━━ Records for this exercise
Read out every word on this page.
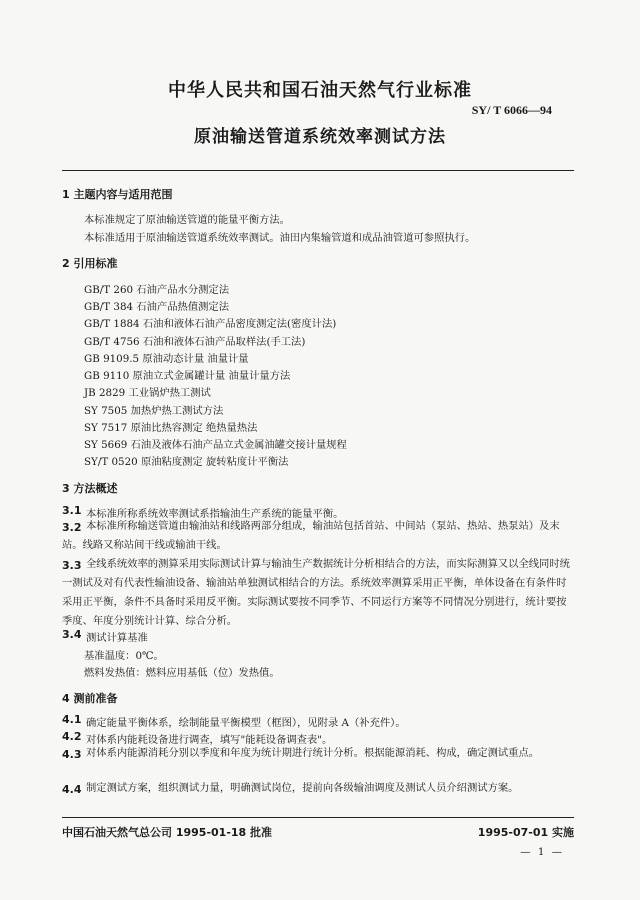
中华人民共和国石油天然气行业标准
SY/ T 6066—94
原油输送管道系统效率测试方法
1 主题内容与适用范围
本标准规定了原油输送管道的能量平衡方法。
本标准适用于原油输送管道系统效率测试。油田内集输管道和成品油管道可参照执行。
2 引用标准
GB/T 260 石油产品水分测定法
GB/T 384 石油产品热值测定法
GB/T 1884 石油和液体石油产品密度测定法(密度计法)
GB/T 4756 石油和液体石油产品取样法(手工法)
GB 9109.5 原油动态计量 油量计量
GB 9110 原油立式金属罐计量 油量计量方法
JB 2829 工业锅炉热工测试
SY 7505 加热炉热工测试方法
SY 7517 原油比热容测定 绝热量热法
SY 5669 石油及液体石油产品立式金属油罐交接计量规程
SY/T 0520 原油粘度测定 旋转粘度计平衡法
3 方法概述
3.1 本标准所称系统效率测试系指输油生产系统的能量平衡。
3.2 本标准所称输送管道由输油站和线路两部分组成，输油站包括首站、中间站（泵站、热站、热泵站）及末站。线路又称站间干线或输油干线。
3.3 全线系统效率的测算采用实际测试计算与输油生产数据统计分析相结合的方法，而实际测算又以全线同时统一测试及对有代表性输油设备、输油站单独测试相结合的方法。系统效率测算采用正平衡，单体设备在有条件时采用正平衡，条件不具备时采用反平衡。实际测试要按不同季节、不同运行方案等不同情况分别进行，统计要按季度、年度分别统计计算、综合分析。
3.4 测试计算基准
基准温度：0℃。
燃料发热值：燃料应用基低（位）发热值。
4 测前准备
4.1 确定能量平衡体系，绘制能量平衡模型（框图），见附录 A（补充件）。
4.2 对体系内能耗设备进行调查，填写"能耗设备调查表"。
4.3 对体系内能源消耗分别以季度和年度为统计期进行统计分析。根据能源消耗、构成，确定测试重点。
4.4 制定测试方案，组织测试力量，明确测试岗位，提前向各级输油调度及测试人员介绍测试方案。
中国石油天然气总公司 1995-01-18 批准	1995-07-01 实施
— 1 —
━━━━
| Task to carry out |
Excluding the pictures, restate the records above word for word.

| Final result |
Read out every word on this page.
中华人民共和国石油天然气行业标准
SY/ T 6066—94
原油输送管道系统效率测试方法
1 主题内容与适用范围
本标准规定了原油输送管道的能量平衡方法。
本标准适用于原油输送管道系统效率测试。油田内集输管道和成品油管道可参照执行。
2 引用标准
GB/T 260 石油产品水分测定法
GB/T 384 石油产品热值测定法
GB/T 1884 石油和液体石油产品密度测定法(密度计法)
GB/T 4756 石油和液体石油产品取样法(手工法)
GB 9109.5 原油动态计量 油量计量
GB 9110 原油立式金属罐计量 油量计量方法
JB 2829 工业锅炉热工测试
SY 7505 加热炉热工测试方法
SY 7517 原油比热容测定 绝热量热法
SY 5669 石油及液体石油产品立式金属油罐交接计量规程
SY/T 0520 原油粘度测定 旋转粘度计平衡法
3 方法概述
3.1 本标准所称系统效率测试系指输油生产系统的能量平衡。
3.2 本标准所称输送管道由输油站和线路两部分组成，输油站包括首站、中间站（泵站、热站、热泵站）及末站。线路又称站间干线或输油干线。
3.3 全线系统效率的测算采用实际测试计算与输油生产数据统计分析相结合的方法，而实际测算又以全线同时统一测试及对有代表性输油设备、输油站单独测试相结合的方法。系统效率测算采用正平衡，单体设备在有条件时采用正平衡，条件不具备时采用反平衡。实际测试要按不同季节、不同运行方案等不同情况分别进行，统计要按季度、年度分别统计计算、综合分析。
3.4 测试计算基准
基准温度：0℃。
燃料发热值：燃料应用基低（位）发热值。
4 测前准备
4.1 确定能量平衡体系，绘制能量平衡模型（框图），见附录 A（补充件）。
4.2 对体系内能耗设备进行调查，填写"能耗设备调查表"。
4.3 对体系内能源消耗分别以季度和年度为统计期进行统计分析。根据能源消耗、构成，确定测试重点。
4.4 制定测试方案，组织测试力量，明确测试岗位，提前向各级输油调度及测试人员介绍测试方案。
中国石油天然气总公司 1995-01-18 批准	1995-07-01 实施
— 1 —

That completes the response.